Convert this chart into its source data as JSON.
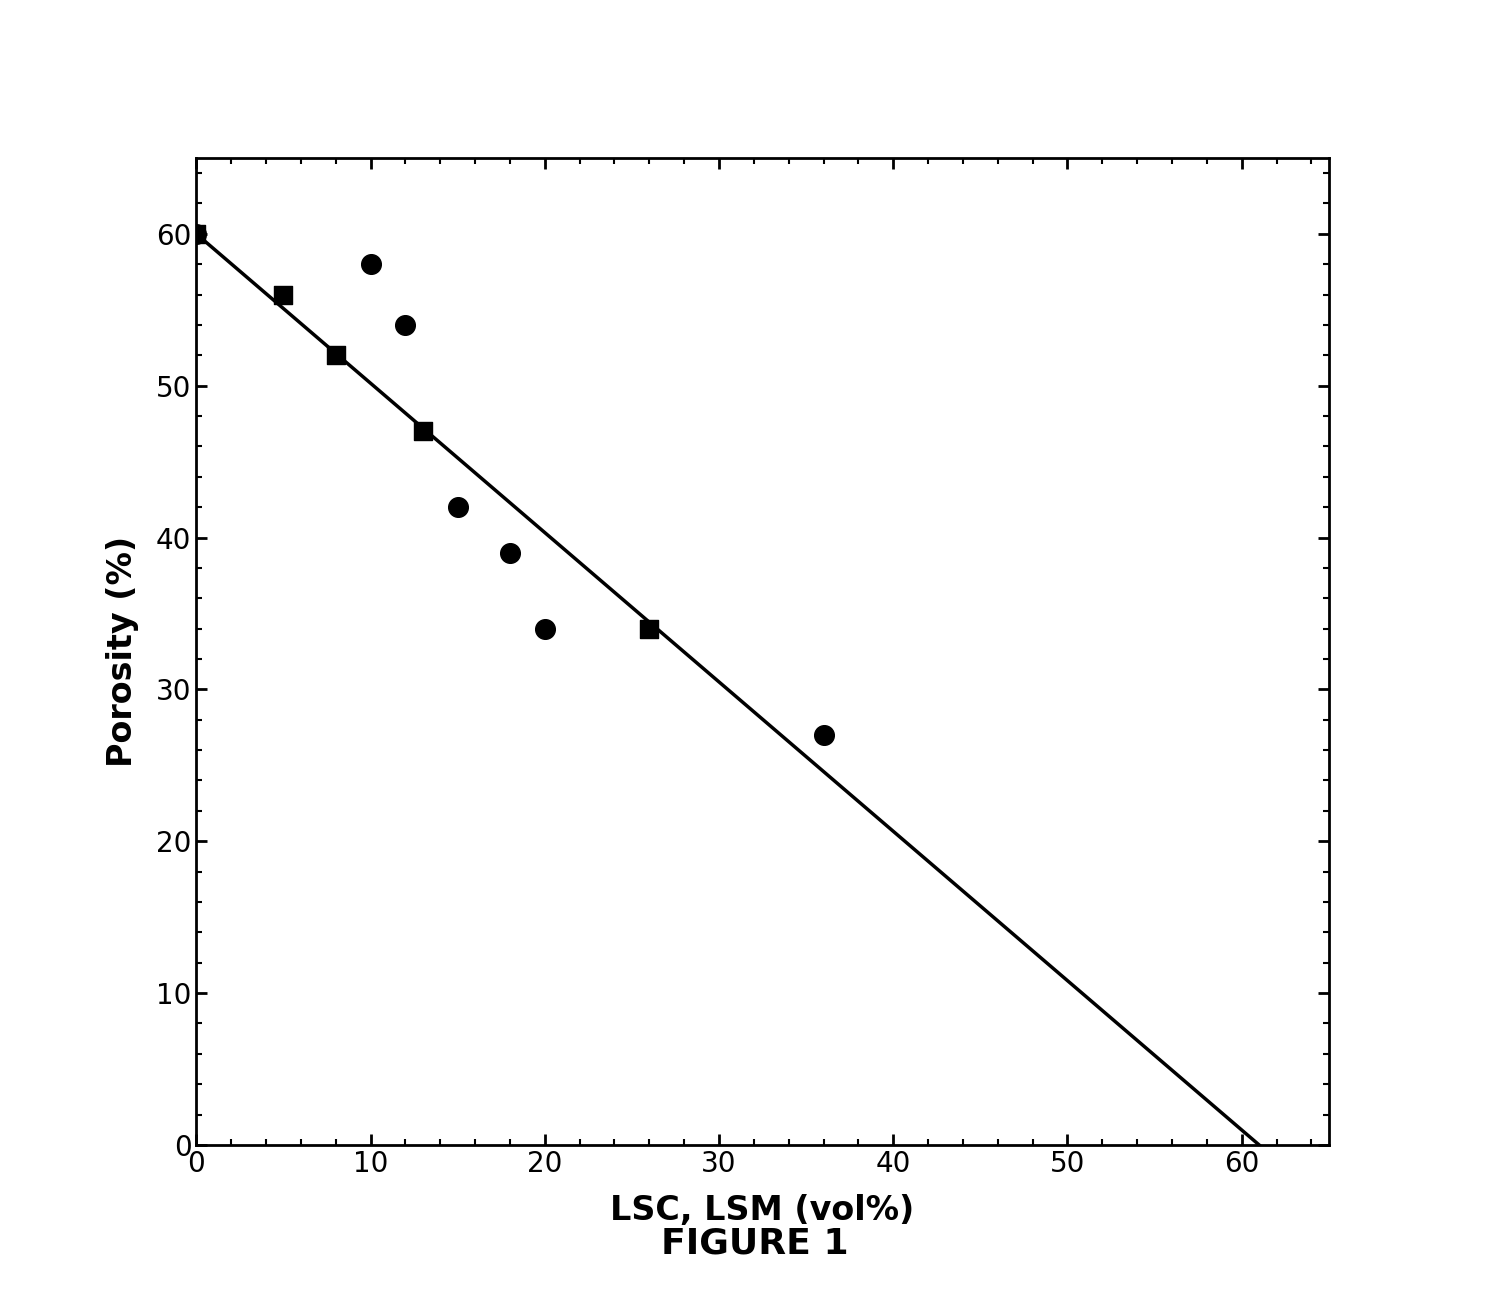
{
  "title": "FIGURE 1",
  "xlabel": "LSC, LSM (vol%)",
  "ylabel": "Porosity (%)",
  "xlim": [
    0,
    65
  ],
  "ylim": [
    0,
    65
  ],
  "xticks": [
    0,
    10,
    20,
    30,
    40,
    50,
    60
  ],
  "yticks": [
    0,
    10,
    20,
    30,
    40,
    50,
    60
  ],
  "line_x": [
    0,
    61.0
  ],
  "line_y": [
    60.0,
    0.0
  ],
  "circles_x": [
    0,
    10,
    12,
    15,
    18,
    20,
    36
  ],
  "circles_y": [
    60,
    58,
    54,
    42,
    39,
    34,
    27
  ],
  "squares_x": [
    0,
    5,
    8,
    13,
    26
  ],
  "squares_y": [
    60,
    56,
    52,
    47,
    34
  ],
  "marker_color": "#000000",
  "line_color": "#000000",
  "line_width": 2.5,
  "marker_size_circle": 200,
  "marker_size_square": 160,
  "background_color": "#ffffff",
  "title_fontsize": 26,
  "xlabel_fontsize": 24,
  "ylabel_fontsize": 24,
  "tick_fontsize": 20
}
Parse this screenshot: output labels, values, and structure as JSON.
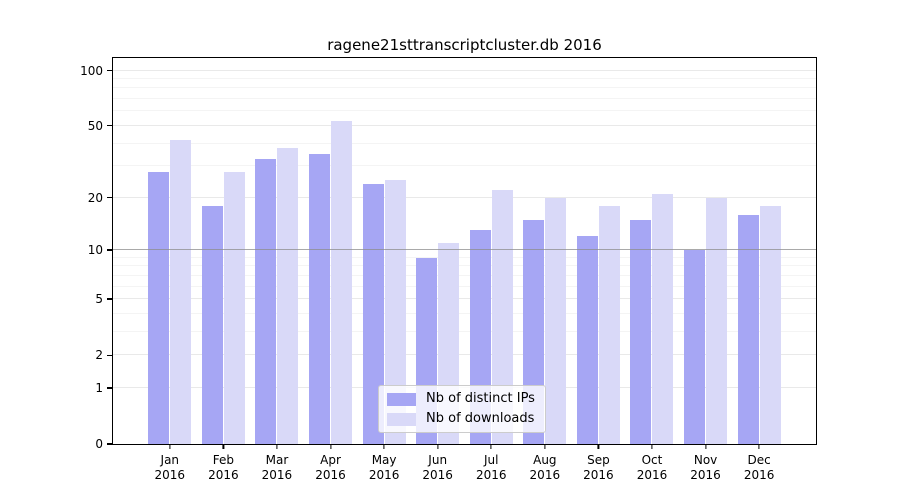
{
  "chart_data": {
    "type": "bar",
    "title": "ragene21sttranscriptcluster.db 2016",
    "categories": [
      "Jan",
      "Feb",
      "Mar",
      "Apr",
      "May",
      "Jun",
      "Jul",
      "Aug",
      "Sep",
      "Oct",
      "Nov",
      "Dec"
    ],
    "category_year": "2016",
    "series": [
      {
        "name": "Nb of distinct IPs",
        "color": "#a6a6f4",
        "values": [
          28,
          18,
          33,
          35,
          24,
          9,
          13,
          15,
          12,
          15,
          10,
          16
        ]
      },
      {
        "name": "Nb of downloads",
        "color": "#d9d9f8",
        "values": [
          42,
          28,
          38,
          53,
          25,
          11,
          22,
          20,
          18,
          21,
          20,
          18
        ]
      }
    ],
    "xlabel": "",
    "ylabel": "",
    "yscale": "log1p",
    "ylim": [
      0,
      117
    ],
    "yticks": [
      0,
      1,
      2,
      5,
      10,
      20,
      50,
      100
    ],
    "minor_yticks": [
      3,
      4,
      6,
      7,
      8,
      9,
      30,
      40,
      60,
      70,
      80,
      90
    ],
    "emphasized_gridline": 10,
    "grid": "on",
    "legend_position": "lower center",
    "spine_color": "#000000",
    "background_color": "#ffffff"
  }
}
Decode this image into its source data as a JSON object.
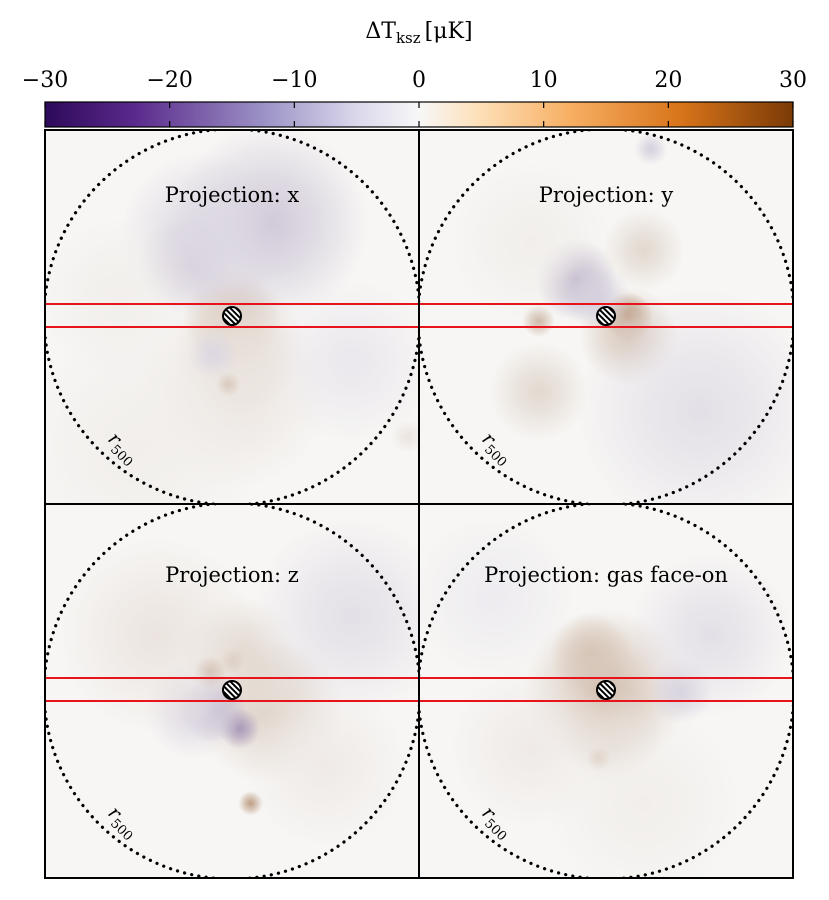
{
  "chart_data": {
    "type": "heatmap",
    "layout": "2x2 panel grid",
    "colorbar": {
      "label_main": "ΔT",
      "label_sub": "ksz",
      "label_unit": "[μK]",
      "vmin": -30,
      "vmax": 30,
      "ticks": [
        -30,
        -20,
        -10,
        0,
        10,
        20,
        30
      ],
      "tick_labels": [
        "−30",
        "−20",
        "−10",
        "0",
        "10",
        "20",
        "30"
      ],
      "colormap": "PuOr_r diverging (purple negative, white zero, orange positive)",
      "colors": {
        "neg": "#2d0a5a",
        "mid": "#f7f7f7",
        "pos": "#7a3a06"
      }
    },
    "circle_label_main": "r",
    "circle_label_sub": "500",
    "panels": [
      {
        "title": "Projection: x",
        "features": [
          {
            "u": 0.5,
            "v": 0.5,
            "s": 0.06,
            "amp": 9
          },
          {
            "u": 0.52,
            "v": 0.58,
            "s": 0.08,
            "amp": 5
          },
          {
            "u": 0.6,
            "v": 0.25,
            "s": 0.12,
            "amp": -6
          },
          {
            "u": 0.38,
            "v": 0.36,
            "s": 0.06,
            "amp": -6
          },
          {
            "u": 0.42,
            "v": 0.28,
            "s": 0.1,
            "amp": -4
          },
          {
            "u": 0.5,
            "v": 0.7,
            "s": 0.12,
            "amp": 3
          },
          {
            "u": 0.82,
            "v": 0.62,
            "s": 0.1,
            "amp": -2
          },
          {
            "u": 0.2,
            "v": 0.45,
            "s": 0.1,
            "amp": 1.5
          },
          {
            "u": 0.25,
            "v": 0.85,
            "s": 0.15,
            "amp": 1.5
          },
          {
            "u": 0.49,
            "v": 0.68,
            "s": 0.015,
            "amp": 7
          },
          {
            "u": 0.45,
            "v": 0.6,
            "s": 0.03,
            "amp": -4
          },
          {
            "u": 0.97,
            "v": 0.82,
            "s": 0.02,
            "amp": 3
          }
        ]
      },
      {
        "title": "Projection: y",
        "features": [
          {
            "u": 0.56,
            "v": 0.5,
            "s": 0.03,
            "amp": 20
          },
          {
            "u": 0.56,
            "v": 0.55,
            "s": 0.06,
            "amp": 8
          },
          {
            "u": 0.6,
            "v": 0.32,
            "s": 0.05,
            "amp": 5
          },
          {
            "u": 0.42,
            "v": 0.4,
            "s": 0.05,
            "amp": -10
          },
          {
            "u": 0.48,
            "v": 0.45,
            "s": 0.04,
            "amp": -5
          },
          {
            "u": 0.32,
            "v": 0.51,
            "s": 0.02,
            "amp": 10
          },
          {
            "u": 0.32,
            "v": 0.7,
            "s": 0.06,
            "amp": 5
          },
          {
            "u": 0.75,
            "v": 0.75,
            "s": 0.15,
            "amp": -3
          },
          {
            "u": 0.3,
            "v": 0.3,
            "s": 0.1,
            "amp": 1.5
          },
          {
            "u": 0.62,
            "v": 0.05,
            "s": 0.02,
            "amp": -5
          }
        ]
      },
      {
        "title": "Projection: z",
        "features": [
          {
            "u": 0.6,
            "v": 0.55,
            "s": 0.09,
            "amp": 6
          },
          {
            "u": 0.62,
            "v": 0.48,
            "s": 0.05,
            "amp": 4
          },
          {
            "u": 0.52,
            "v": 0.4,
            "s": 0.07,
            "amp": 5
          },
          {
            "u": 0.44,
            "v": 0.45,
            "s": 0.02,
            "amp": 12
          },
          {
            "u": 0.5,
            "v": 0.42,
            "s": 0.015,
            "amp": 7
          },
          {
            "u": 0.45,
            "v": 0.55,
            "s": 0.04,
            "amp": -10
          },
          {
            "u": 0.52,
            "v": 0.6,
            "s": 0.025,
            "amp": -12
          },
          {
            "u": 0.4,
            "v": 0.55,
            "s": 0.06,
            "amp": -4
          },
          {
            "u": 0.55,
            "v": 0.8,
            "s": 0.015,
            "amp": 14
          },
          {
            "u": 0.3,
            "v": 0.35,
            "s": 0.12,
            "amp": 3
          },
          {
            "u": 0.82,
            "v": 0.3,
            "s": 0.12,
            "amp": -3
          },
          {
            "u": 0.75,
            "v": 0.7,
            "s": 0.1,
            "amp": 2
          }
        ]
      },
      {
        "title": "Projection: gas face-on",
        "features": [
          {
            "u": 0.5,
            "v": 0.5,
            "s": 0.1,
            "amp": 9
          },
          {
            "u": 0.46,
            "v": 0.4,
            "s": 0.05,
            "amp": 8
          },
          {
            "u": 0.52,
            "v": 0.62,
            "s": 0.06,
            "amp": 5
          },
          {
            "u": 0.7,
            "v": 0.5,
            "s": 0.04,
            "amp": -5
          },
          {
            "u": 0.78,
            "v": 0.35,
            "s": 0.1,
            "amp": -3
          },
          {
            "u": 0.2,
            "v": 0.25,
            "s": 0.1,
            "amp": -1.5
          },
          {
            "u": 0.48,
            "v": 0.68,
            "s": 0.015,
            "amp": 9
          },
          {
            "u": 0.3,
            "v": 0.65,
            "s": 0.1,
            "amp": 2
          },
          {
            "u": 0.6,
            "v": 0.8,
            "s": 0.12,
            "amp": 1.5
          }
        ]
      }
    ]
  }
}
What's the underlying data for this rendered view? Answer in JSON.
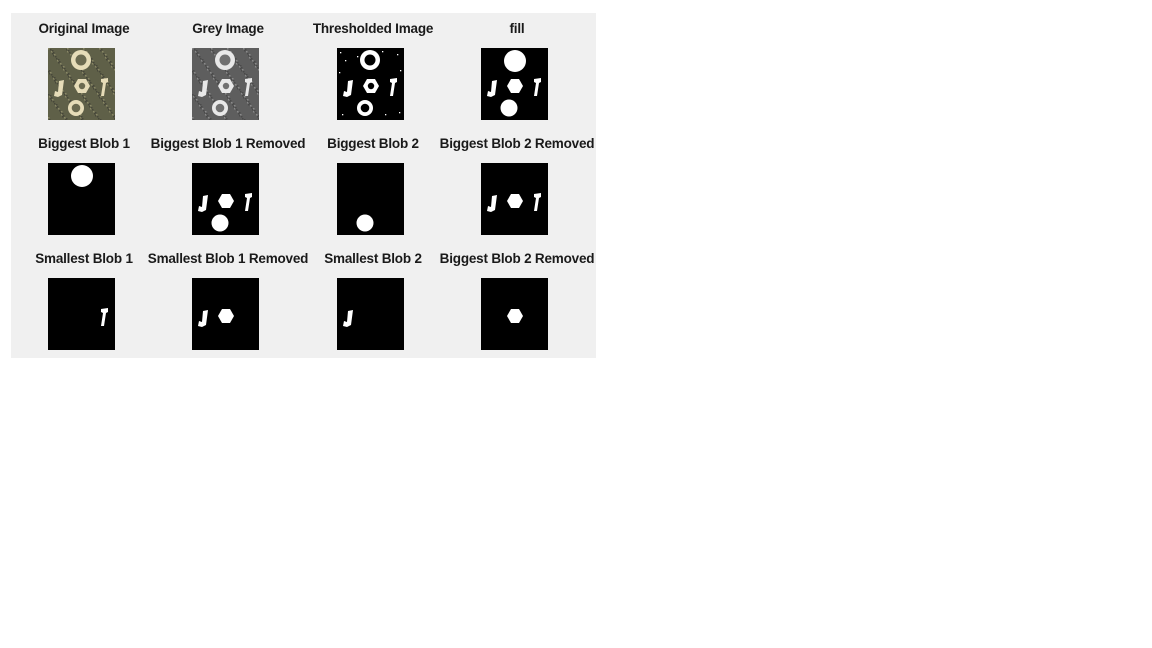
{
  "figure": {
    "background": "#f0f0f0",
    "panels": [
      {
        "title": "Original Image",
        "variant": "original",
        "objects": [
          "ring-top",
          "bolt",
          "hex-nut",
          "screw",
          "ring-bottom"
        ]
      },
      {
        "title": "Grey Image",
        "variant": "grey",
        "objects": [
          "ring-top",
          "bolt",
          "hex-nut",
          "screw",
          "ring-bottom"
        ]
      },
      {
        "title": "Thresholded Image",
        "variant": "binary",
        "objects": [
          "ring-top",
          "bolt",
          "hex-nut",
          "screw",
          "ring-bottom"
        ]
      },
      {
        "title": "fill",
        "variant": "binary",
        "objects": [
          "disc-top",
          "bolt",
          "hex-nut-filled",
          "screw",
          "disc-bottom"
        ]
      },
      {
        "title": "Biggest Blob 1",
        "variant": "binary",
        "objects": [
          "disc-top"
        ]
      },
      {
        "title": "Biggest Blob 1 Removed",
        "variant": "binary",
        "objects": [
          "bolt",
          "hex-nut-filled",
          "screw",
          "disc-bottom"
        ]
      },
      {
        "title": "Biggest Blob 2",
        "variant": "binary",
        "objects": [
          "disc-bottom"
        ]
      },
      {
        "title": "Biggest Blob 2 Removed",
        "variant": "binary",
        "objects": [
          "bolt",
          "hex-nut-filled",
          "screw"
        ]
      },
      {
        "title": "Smallest Blob 1",
        "variant": "binary",
        "objects": [
          "screw"
        ]
      },
      {
        "title": "Smallest Blob 1 Removed",
        "variant": "binary",
        "objects": [
          "bolt",
          "hex-nut-filled"
        ]
      },
      {
        "title": "Smallest Blob 2",
        "variant": "binary",
        "objects": [
          "bolt"
        ]
      },
      {
        "title": "Biggest Blob 2 Removed",
        "variant": "binary",
        "objects": [
          "hex-nut-filled"
        ]
      }
    ]
  }
}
################
-- Stated goal --
Gather and return every line that holds the string "Blob".

-- Exercise output --
        "title": "Biggest Blob 1",
        "title": "Biggest Blob 1 Removed",
        "title": "Biggest Blob 2",
        "title": "Biggest Blob 2 Removed",
        "title": "Smallest Blob 1",
        "title": "Smallest Blob 1 Removed",
        "title": "Smallest Blob 2",
        "title": "Biggest Blob 2 Removed",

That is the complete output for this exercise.